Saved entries
* Begin *

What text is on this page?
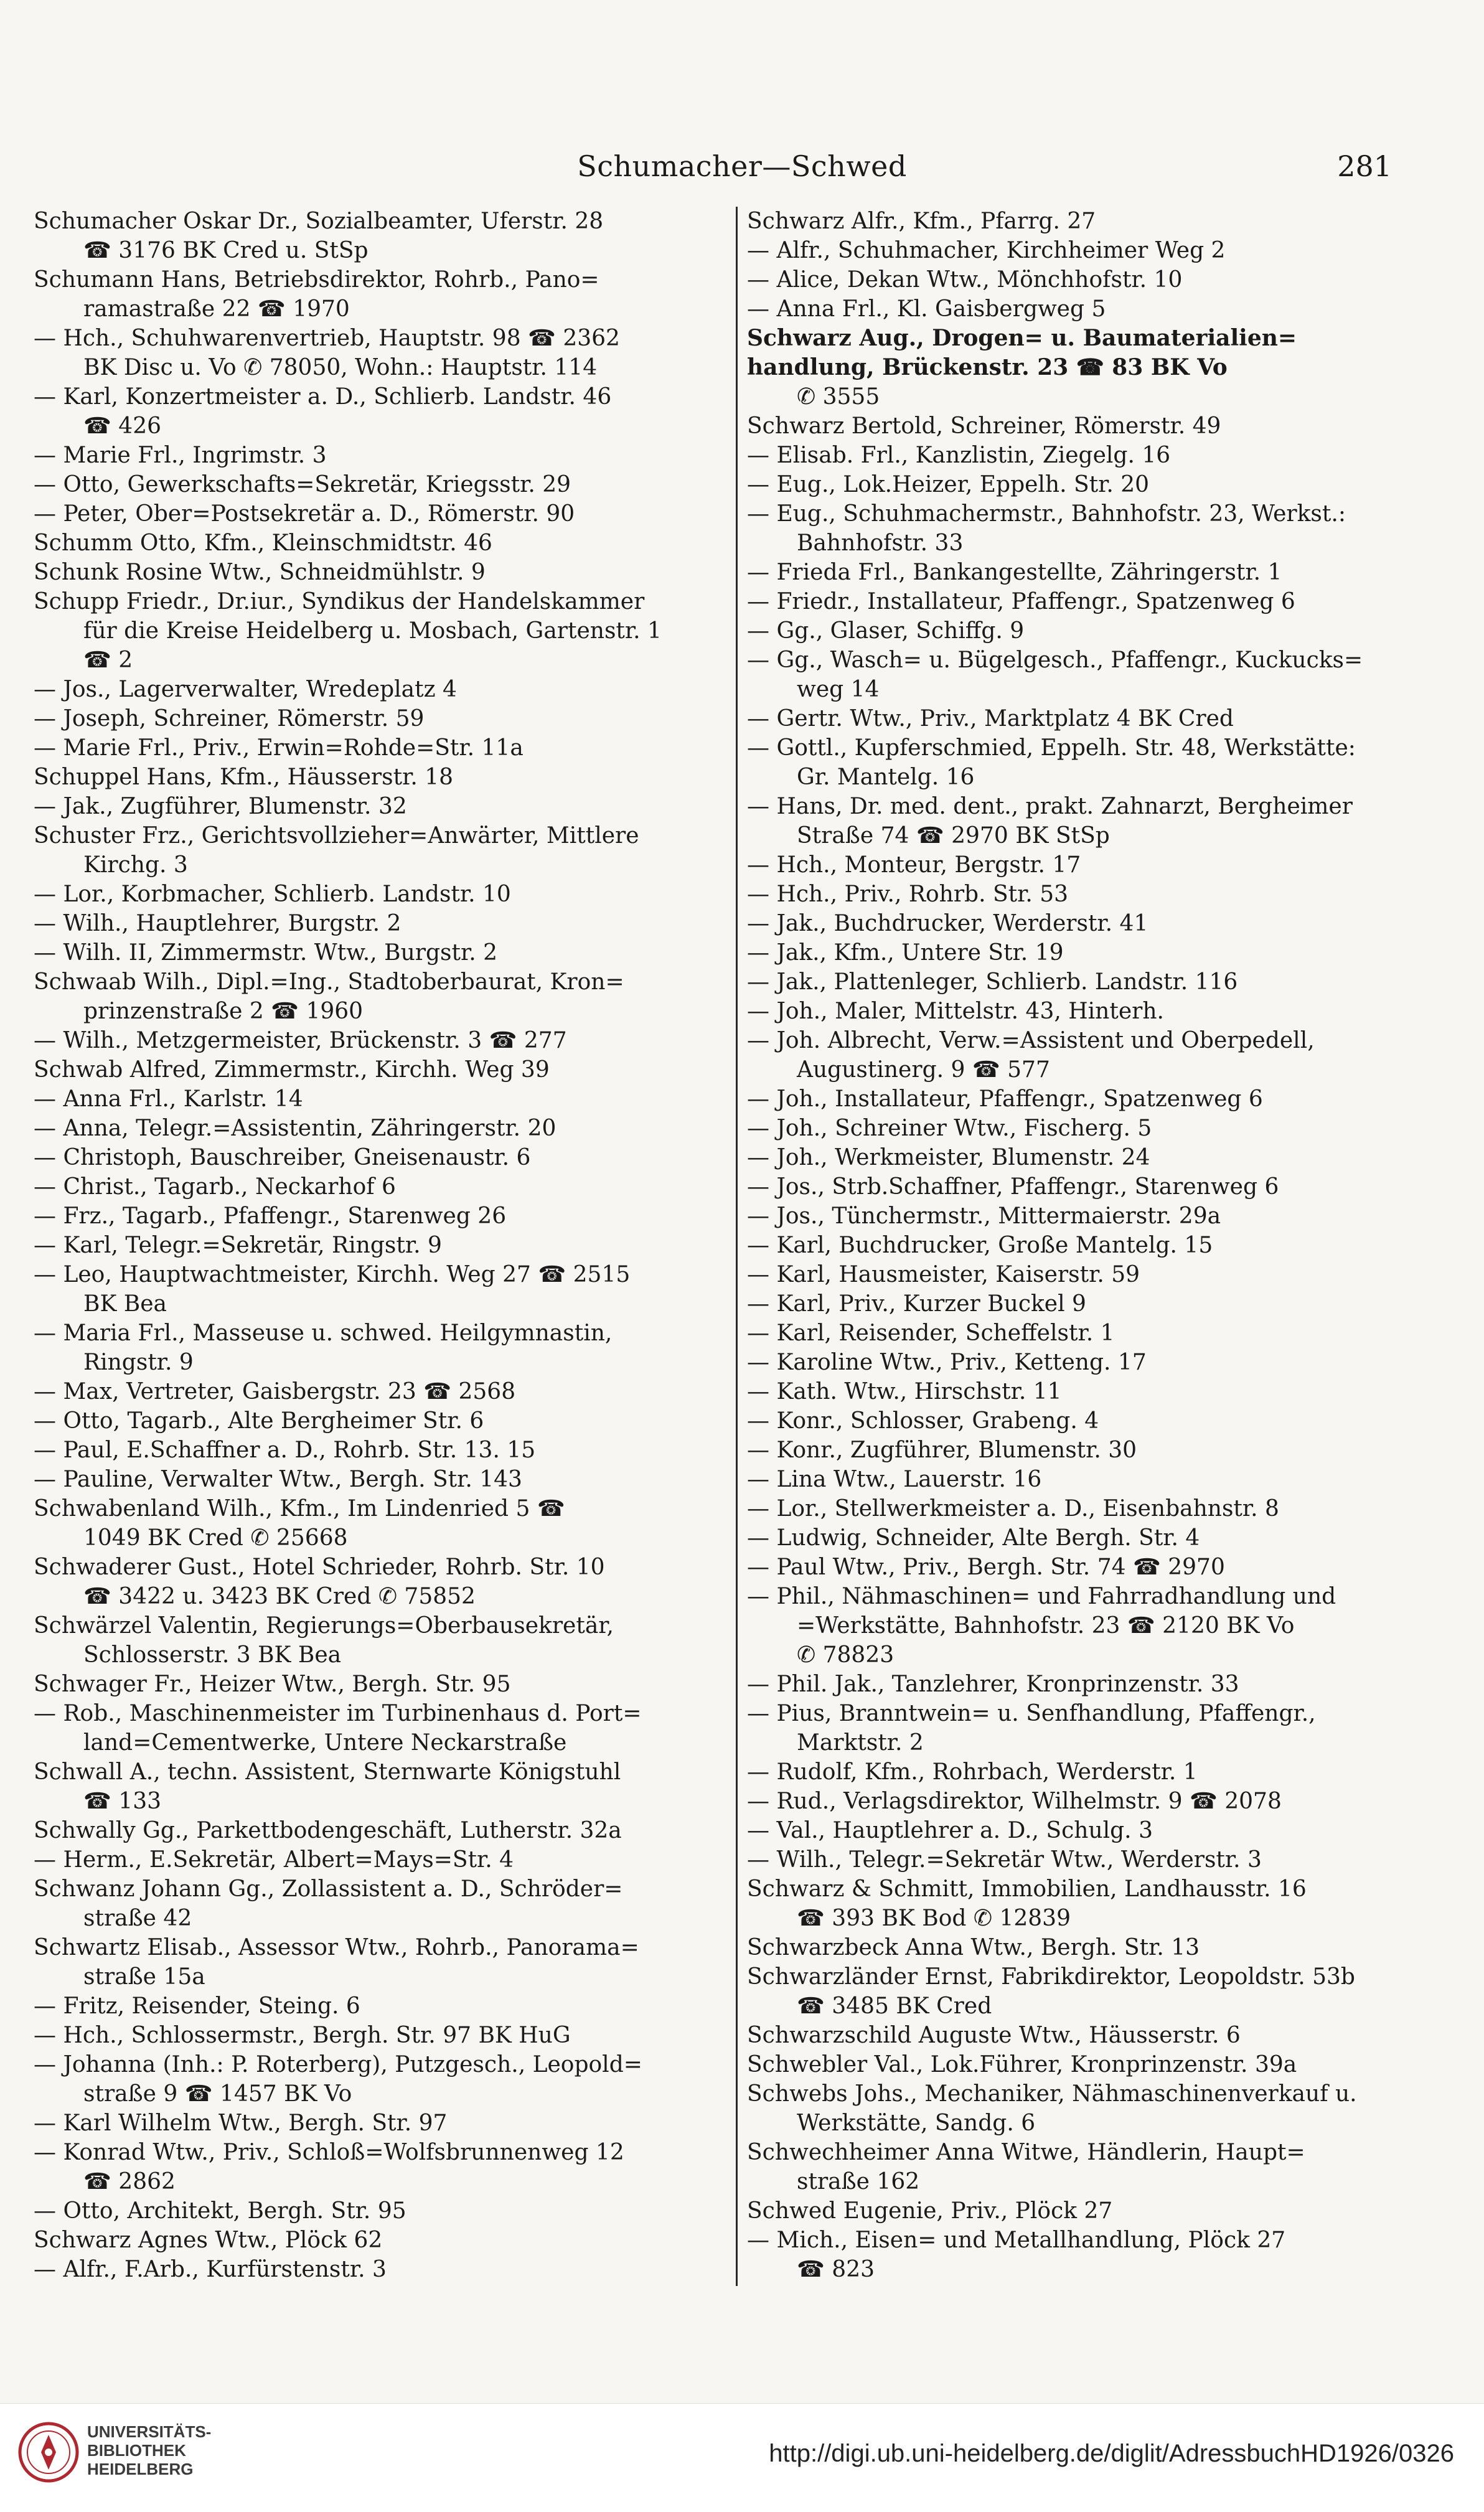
Schumacher—Schwed	281
Schumacher Oskar Dr., Sozialbeamter, Uferstr. 28
☎ 3176 BK Cred u. StSp
Schumann Hans, Betriebsdirektor, Rohrb., Pano=
ramastraße 22 ☎ 1970
— Hch., Schuhwarenvertrieb, Hauptstr. 98 ☎ 2362
BK Disc u. Vo ✆ 78050, Wohn.: Hauptstr. 114
— Karl, Konzertmeister a. D., Schlierb. Landstr. 46
☎ 426
— Marie Frl., Ingrimstr. 3
— Otto, Gewerkschafts=Sekretär, Kriegsstr. 29
— Peter, Ober=Postsekretär a. D., Römerstr. 90
Schumm Otto, Kfm., Kleinschmidtstr. 46
Schunk Rosine Wtw., Schneidmühlstr. 9
Schupp Friedr., Dr.iur., Syndikus der Handelskammer
für die Kreise Heidelberg u. Mosbach, Gartenstr. 1
☎ 2
— Jos., Lagerverwalter, Wredeplatz 4
— Joseph, Schreiner, Römerstr. 59
— Marie Frl., Priv., Erwin=Rohde=Str. 11a
Schuppel Hans, Kfm., Häusserstr. 18
— Jak., Zugführer, Blumenstr. 32
Schuster Frz., Gerichtsvollzieher=Anwärter, Mittlere
Kirchg. 3
— Lor., Korbmacher, Schlierb. Landstr. 10
— Wilh., Hauptlehrer, Burgstr. 2
— Wilh. II, Zimmermstr. Wtw., Burgstr. 2
Schwaab Wilh., Dipl.=Ing., Stadtoberbaurat, Kron=
prinzenstraße 2 ☎ 1960
— Wilh., Metzgermeister, Brückenstr. 3 ☎ 277
Schwab Alfred, Zimmermstr., Kirchh. Weg 39
— Anna Frl., Karlstr. 14
— Anna, Telegr.=Assistentin, Zähringerstr. 20
— Christoph, Bauschreiber, Gneisenaustr. 6
— Christ., Tagarb., Neckarhof 6
— Frz., Tagarb., Pfaffengr., Starenweg 26
— Karl, Telegr.=Sekretär, Ringstr. 9
— Leo, Hauptwachtmeister, Kirchh. Weg 27 ☎ 2515
BK Bea
— Maria Frl., Masseuse u. schwed. Heilgymnastin,
Ringstr. 9
— Max, Vertreter, Gaisbergstr. 23 ☎ 2568
— Otto, Tagarb., Alte Bergheimer Str. 6
— Paul, E.Schaffner a. D., Rohrb. Str. 13. 15
— Pauline, Verwalter Wtw., Bergh. Str. 143
Schwabenland Wilh., Kfm., Im Lindenried 5 ☎
1049 BK Cred ✆ 25668
Schwaderer Gust., Hotel Schrieder, Rohrb. Str. 10
☎ 3422 u. 3423 BK Cred ✆ 75852
Schwärzel Valentin, Regierungs=Oberbausekretär,
Schlosserstr. 3 BK Bea
Schwager Fr., Heizer Wtw., Bergh. Str. 95
— Rob., Maschinenmeister im Turbinenhaus d. Port=
land=Cementwerke, Untere Neckarstraße
Schwall A., techn. Assistent, Sternwarte Königstuhl
☎ 133
Schwally Gg., Parkettbodengeschäft, Lutherstr. 32a
— Herm., E.Sekretär, Albert=Mays=Str. 4
Schwanz Johann Gg., Zollassistent a. D., Schröder=
straße 42
Schwartz Elisab., Assessor Wtw., Rohrb., Panorama=
straße 15a
— Fritz, Reisender, Steing. 6
— Hch., Schlossermstr., Bergh. Str. 97 BK HuG
— Johanna (Inh.: P. Roterberg), Putzgesch., Leopold=
straße 9 ☎ 1457 BK Vo
— Karl Wilhelm Wtw., Bergh. Str. 97
— Konrad Wtw., Priv., Schloß=Wolfsbrunnenweg 12
☎ 2862
— Otto, Architekt, Bergh. Str. 95
Schwarz Agnes Wtw., Plöck 62
— Alfr., F.Arb., Kurfürstenstr. 3
Schwarz Alfr., Kfm., Pfarrg. 27
— Alfr., Schuhmacher, Kirchheimer Weg 2
— Alice, Dekan Wtw., Mönchhofstr. 10
— Anna Frl., Kl. Gaisbergweg 5
Schwarz Aug., Drogen= u. Baumaterialien=
handlung, Brückenstr. 23 ☎ 83 BK Vo
✆ 3555
Schwarz Bertold, Schreiner, Römerstr. 49
— Elisab. Frl., Kanzlistin, Ziegelg. 16
— Eug., Lok.Heizer, Eppelh. Str. 20
— Eug., Schuhmachermstr., Bahnhofstr. 23, Werkst.:
Bahnhofstr. 33
— Frieda Frl., Bankangestellte, Zähringerstr. 1
— Friedr., Installateur, Pfaffengr., Spatzenweg 6
— Gg., Glaser, Schiffg. 9
— Gg., Wasch= u. Bügelgesch., Pfaffengr., Kuckucks=
weg 14
— Gertr. Wtw., Priv., Marktplatz 4 BK Cred
— Gottl., Kupferschmied, Eppelh. Str. 48, Werkstätte:
Gr. Mantelg. 16
— Hans, Dr. med. dent., prakt. Zahnarzt, Bergheimer
Straße 74 ☎ 2970 BK StSp
— Hch., Monteur, Bergstr. 17
— Hch., Priv., Rohrb. Str. 53
— Jak., Buchdrucker, Werderstr. 41
— Jak., Kfm., Untere Str. 19
— Jak., Plattenleger, Schlierb. Landstr. 116
— Joh., Maler, Mittelstr. 43, Hinterh.
— Joh. Albrecht, Verw.=Assistent und Oberpedell,
Augustinerg. 9 ☎ 577
— Joh., Installateur, Pfaffengr., Spatzenweg 6
— Joh., Schreiner Wtw., Fischerg. 5
— Joh., Werkmeister, Blumenstr. 24
— Jos., Strb.Schaffner, Pfaffengr., Starenweg 6
— Jos., Tünchermstr., Mittermaierstr. 29a
— Karl, Buchdrucker, Große Mantelg. 15
— Karl, Hausmeister, Kaiserstr. 59
— Karl, Priv., Kurzer Buckel 9
— Karl, Reisender, Scheffelstr. 1
— Karoline Wtw., Priv., Ketteng. 17
— Kath. Wtw., Hirschstr. 11
— Konr., Schlosser, Grabeng. 4
— Konr., Zugführer, Blumenstr. 30
— Lina Wtw., Lauerstr. 16
— Lor., Stellwerkmeister a. D., Eisenbahnstr. 8
— Ludwig, Schneider, Alte Bergh. Str. 4
— Paul Wtw., Priv., Bergh. Str. 74 ☎ 2970
— Phil., Nähmaschinen= und Fahrradhandlung und
=Werkstätte, Bahnhofstr. 23 ☎ 2120 BK Vo
✆ 78823
— Phil. Jak., Tanzlehrer, Kronprinzenstr. 33
— Pius, Branntwein= u. Senfhandlung, Pfaffengr.,
Marktstr. 2
— Rudolf, Kfm., Rohrbach, Werderstr. 1
— Rud., Verlagsdirektor, Wilhelmstr. 9 ☎ 2078
— Val., Hauptlehrer a. D., Schulg. 3
— Wilh., Telegr.=Sekretär Wtw., Werderstr. 3
Schwarz & Schmitt, Immobilien, Landhausstr. 16
☎ 393 BK Bod ✆ 12839
Schwarzbeck Anna Wtw., Bergh. Str. 13
Schwarzländer Ernst, Fabrikdirektor, Leopoldstr. 53b
☎ 3485 BK Cred
Schwarzschild Auguste Wtw., Häusserstr. 6
Schwebler Val., Lok.Führer, Kronprinzenstr. 39a
Schwebs Johs., Mechaniker, Nähmaschinenverkauf u.
Werkstätte, Sandg. 6
Schwechheimer Anna Witwe, Händlerin, Haupt=
straße 162
Schwed Eugenie, Priv., Plöck 27
— Mich., Eisen= und Metallhandlung, Plöck 27
☎ 823
UNIVERSITÄTS-
BIBLIOTHEK
HEIDELBERG
http://digi.ub.uni-heidelberg.de/diglit/AdressbuchHD1926/0326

* End *

Every line of the data should be copied as it stands, without the images.

**EXERCISE OUTPUT**.
What text is on this page?
Schumacher—Schwed	281
Schumacher Oskar Dr., Sozialbeamter, Uferstr. 28
☎ 3176 BK Cred u. StSp
Schumann Hans, Betriebsdirektor, Rohrb., Pano=
ramastraße 22 ☎ 1970
— Hch., Schuhwarenvertrieb, Hauptstr. 98 ☎ 2362
BK Disc u. Vo ✆ 78050, Wohn.: Hauptstr. 114
— Karl, Konzertmeister a. D., Schlierb. Landstr. 46
☎ 426
— Marie Frl., Ingrimstr. 3
— Otto, Gewerkschafts=Sekretär, Kriegsstr. 29
— Peter, Ober=Postsekretär a. D., Römerstr. 90
Schumm Otto, Kfm., Kleinschmidtstr. 46
Schunk Rosine Wtw., Schneidmühlstr. 9
Schupp Friedr., Dr.iur., Syndikus der Handelskammer
für die Kreise Heidelberg u. Mosbach, Gartenstr. 1
☎ 2
— Jos., Lagerverwalter, Wredeplatz 4
— Joseph, Schreiner, Römerstr. 59
— Marie Frl., Priv., Erwin=Rohde=Str. 11a
Schuppel Hans, Kfm., Häusserstr. 18
— Jak., Zugführer, Blumenstr. 32
Schuster Frz., Gerichtsvollzieher=Anwärter, Mittlere
Kirchg. 3
— Lor., Korbmacher, Schlierb. Landstr. 10
— Wilh., Hauptlehrer, Burgstr. 2
— Wilh. II, Zimmermstr. Wtw., Burgstr. 2
Schwaab Wilh., Dipl.=Ing., Stadtoberbaurat, Kron=
prinzenstraße 2 ☎ 1960
— Wilh., Metzgermeister, Brückenstr. 3 ☎ 277
Schwab Alfred, Zimmermstr., Kirchh. Weg 39
— Anna Frl., Karlstr. 14
— Anna, Telegr.=Assistentin, Zähringerstr. 20
— Christoph, Bauschreiber, Gneisenaustr. 6
— Christ., Tagarb., Neckarhof 6
— Frz., Tagarb., Pfaffengr., Starenweg 26
— Karl, Telegr.=Sekretär, Ringstr. 9
— Leo, Hauptwachtmeister, Kirchh. Weg 27 ☎ 2515
BK Bea
— Maria Frl., Masseuse u. schwed. Heilgymnastin,
Ringstr. 9
— Max, Vertreter, Gaisbergstr. 23 ☎ 2568
— Otto, Tagarb., Alte Bergheimer Str. 6
— Paul, E.Schaffner a. D., Rohrb. Str. 13. 15
— Pauline, Verwalter Wtw., Bergh. Str. 143
Schwabenland Wilh., Kfm., Im Lindenried 5 ☎
1049 BK Cred ✆ 25668
Schwaderer Gust., Hotel Schrieder, Rohrb. Str. 10
☎ 3422 u. 3423 BK Cred ✆ 75852
Schwärzel Valentin, Regierungs=Oberbausekretär,
Schlosserstr. 3 BK Bea
Schwager Fr., Heizer Wtw., Bergh. Str. 95
— Rob., Maschinenmeister im Turbinenhaus d. Port=
land=Cementwerke, Untere Neckarstraße
Schwall A., techn. Assistent, Sternwarte Königstuhl
☎ 133
Schwally Gg., Parkettbodengeschäft, Lutherstr. 32a
— Herm., E.Sekretär, Albert=Mays=Str. 4
Schwanz Johann Gg., Zollassistent a. D., Schröder=
straße 42
Schwartz Elisab., Assessor Wtw., Rohrb., Panorama=
straße 15a
— Fritz, Reisender, Steing. 6
— Hch., Schlossermstr., Bergh. Str. 97 BK HuG
— Johanna (Inh.: P. Roterberg), Putzgesch., Leopold=
straße 9 ☎ 1457 BK Vo
— Karl Wilhelm Wtw., Bergh. Str. 97
— Konrad Wtw., Priv., Schloß=Wolfsbrunnenweg 12
☎ 2862
— Otto, Architekt, Bergh. Str. 95
Schwarz Agnes Wtw., Plöck 62
— Alfr., F.Arb., Kurfürstenstr. 3
Schwarz Alfr., Kfm., Pfarrg. 27
— Alfr., Schuhmacher, Kirchheimer Weg 2
— Alice, Dekan Wtw., Mönchhofstr. 10
— Anna Frl., Kl. Gaisbergweg 5
Schwarz Aug., Drogen= u. Baumaterialien=
handlung, Brückenstr. 23 ☎ 83 BK Vo
✆ 3555
Schwarz Bertold, Schreiner, Römerstr. 49
— Elisab. Frl., Kanzlistin, Ziegelg. 16
— Eug., Lok.Heizer, Eppelh. Str. 20
— Eug., Schuhmachermstr., Bahnhofstr. 23, Werkst.:
Bahnhofstr. 33
— Frieda Frl., Bankangestellte, Zähringerstr. 1
— Friedr., Installateur, Pfaffengr., Spatzenweg 6
— Gg., Glaser, Schiffg. 9
— Gg., Wasch= u. Bügelgesch., Pfaffengr., Kuckucks=
weg 14
— Gertr. Wtw., Priv., Marktplatz 4 BK Cred
— Gottl., Kupferschmied, Eppelh. Str. 48, Werkstätte:
Gr. Mantelg. 16
— Hans, Dr. med. dent., prakt. Zahnarzt, Bergheimer
Straße 74 ☎ 2970 BK StSp
— Hch., Monteur, Bergstr. 17
— Hch., Priv., Rohrb. Str. 53
— Jak., Buchdrucker, Werderstr. 41
— Jak., Kfm., Untere Str. 19
— Jak., Plattenleger, Schlierb. Landstr. 116
— Joh., Maler, Mittelstr. 43, Hinterh.
— Joh. Albrecht, Verw.=Assistent und Oberpedell,
Augustinerg. 9 ☎ 577
— Joh., Installateur, Pfaffengr., Spatzenweg 6
— Joh., Schreiner Wtw., Fischerg. 5
— Joh., Werkmeister, Blumenstr. 24
— Jos., Strb.Schaffner, Pfaffengr., Starenweg 6
— Jos., Tünchermstr., Mittermaierstr. 29a
— Karl, Buchdrucker, Große Mantelg. 15
— Karl, Hausmeister, Kaiserstr. 59
— Karl, Priv., Kurzer Buckel 9
— Karl, Reisender, Scheffelstr. 1
— Karoline Wtw., Priv., Ketteng. 17
— Kath. Wtw., Hirschstr. 11
— Konr., Schlosser, Grabeng. 4
— Konr., Zugführer, Blumenstr. 30
— Lina Wtw., Lauerstr. 16
— Lor., Stellwerkmeister a. D., Eisenbahnstr. 8
— Ludwig, Schneider, Alte Bergh. Str. 4
— Paul Wtw., Priv., Bergh. Str. 74 ☎ 2970
— Phil., Nähmaschinen= und Fahrradhandlung und
=Werkstätte, Bahnhofstr. 23 ☎ 2120 BK Vo
✆ 78823
— Phil. Jak., Tanzlehrer, Kronprinzenstr. 33
— Pius, Branntwein= u. Senfhandlung, Pfaffengr.,
Marktstr. 2
— Rudolf, Kfm., Rohrbach, Werderstr. 1
— Rud., Verlagsdirektor, Wilhelmstr. 9 ☎ 2078
— Val., Hauptlehrer a. D., Schulg. 3
— Wilh., Telegr.=Sekretär Wtw., Werderstr. 3
Schwarz & Schmitt, Immobilien, Landhausstr. 16
☎ 393 BK Bod ✆ 12839
Schwarzbeck Anna Wtw., Bergh. Str. 13
Schwarzländer Ernst, Fabrikdirektor, Leopoldstr. 53b
☎ 3485 BK Cred
Schwarzschild Auguste Wtw., Häusserstr. 6
Schwebler Val., Lok.Führer, Kronprinzenstr. 39a
Schwebs Johs., Mechaniker, Nähmaschinenverkauf u.
Werkstätte, Sandg. 6
Schwechheimer Anna Witwe, Händlerin, Haupt=
straße 162
Schwed Eugenie, Priv., Plöck 27
— Mich., Eisen= und Metallhandlung, Plöck 27
☎ 823
UNIVERSITÄTS-
BIBLIOTHEK
HEIDELBERG
http://digi.ub.uni-heidelberg.de/diglit/AdressbuchHD1926/0326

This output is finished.